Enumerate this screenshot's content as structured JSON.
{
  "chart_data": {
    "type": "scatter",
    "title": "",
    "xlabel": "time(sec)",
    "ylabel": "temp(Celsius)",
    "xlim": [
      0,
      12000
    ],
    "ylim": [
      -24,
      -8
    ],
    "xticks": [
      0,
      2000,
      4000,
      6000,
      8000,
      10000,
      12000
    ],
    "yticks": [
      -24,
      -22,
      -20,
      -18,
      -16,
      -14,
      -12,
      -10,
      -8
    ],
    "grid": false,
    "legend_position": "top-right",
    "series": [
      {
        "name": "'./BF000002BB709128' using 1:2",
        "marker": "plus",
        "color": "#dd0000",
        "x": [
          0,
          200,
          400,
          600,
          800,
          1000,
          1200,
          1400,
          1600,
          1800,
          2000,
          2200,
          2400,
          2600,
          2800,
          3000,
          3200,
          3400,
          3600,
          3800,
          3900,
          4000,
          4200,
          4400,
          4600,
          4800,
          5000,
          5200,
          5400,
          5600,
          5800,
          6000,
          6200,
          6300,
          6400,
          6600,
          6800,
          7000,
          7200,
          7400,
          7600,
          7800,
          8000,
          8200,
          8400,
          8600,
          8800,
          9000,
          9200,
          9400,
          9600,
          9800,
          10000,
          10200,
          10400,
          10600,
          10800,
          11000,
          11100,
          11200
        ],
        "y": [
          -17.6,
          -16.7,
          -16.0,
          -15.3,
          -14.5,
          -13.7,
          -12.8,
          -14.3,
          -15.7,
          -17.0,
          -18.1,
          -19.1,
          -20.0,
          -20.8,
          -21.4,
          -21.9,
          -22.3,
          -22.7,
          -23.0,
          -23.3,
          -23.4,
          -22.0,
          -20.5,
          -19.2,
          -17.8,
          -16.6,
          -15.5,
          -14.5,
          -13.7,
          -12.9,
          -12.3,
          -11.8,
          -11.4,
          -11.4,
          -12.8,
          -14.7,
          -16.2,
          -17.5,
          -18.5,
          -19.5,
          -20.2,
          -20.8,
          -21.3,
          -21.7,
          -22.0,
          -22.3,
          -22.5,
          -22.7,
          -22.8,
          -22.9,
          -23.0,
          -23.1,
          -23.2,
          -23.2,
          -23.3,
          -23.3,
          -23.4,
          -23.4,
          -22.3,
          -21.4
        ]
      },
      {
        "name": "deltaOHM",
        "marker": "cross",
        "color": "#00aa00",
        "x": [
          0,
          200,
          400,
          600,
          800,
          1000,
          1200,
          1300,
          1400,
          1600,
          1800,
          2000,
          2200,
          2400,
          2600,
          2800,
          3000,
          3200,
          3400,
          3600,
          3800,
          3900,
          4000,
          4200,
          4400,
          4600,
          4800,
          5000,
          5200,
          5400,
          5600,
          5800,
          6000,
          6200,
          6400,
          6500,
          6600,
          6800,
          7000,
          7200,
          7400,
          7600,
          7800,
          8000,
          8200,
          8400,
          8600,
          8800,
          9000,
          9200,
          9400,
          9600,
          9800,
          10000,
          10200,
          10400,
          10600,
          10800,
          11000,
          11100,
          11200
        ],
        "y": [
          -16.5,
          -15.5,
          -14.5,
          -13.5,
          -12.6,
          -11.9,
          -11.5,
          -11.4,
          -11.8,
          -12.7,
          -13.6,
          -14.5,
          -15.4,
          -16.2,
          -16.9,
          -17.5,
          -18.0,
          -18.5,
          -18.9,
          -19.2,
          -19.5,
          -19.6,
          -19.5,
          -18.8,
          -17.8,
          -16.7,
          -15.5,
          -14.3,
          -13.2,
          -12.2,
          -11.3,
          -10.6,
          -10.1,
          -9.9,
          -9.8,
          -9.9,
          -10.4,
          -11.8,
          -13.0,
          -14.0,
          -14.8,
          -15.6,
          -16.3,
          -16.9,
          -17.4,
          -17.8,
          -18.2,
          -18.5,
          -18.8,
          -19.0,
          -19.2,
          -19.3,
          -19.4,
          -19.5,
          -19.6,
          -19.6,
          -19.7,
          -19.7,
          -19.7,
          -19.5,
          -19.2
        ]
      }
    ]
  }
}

§

Extract every line above containing the word "name".

        "name": "'./BF000002BB709128' using 1:2",
        "name": "deltaOHM",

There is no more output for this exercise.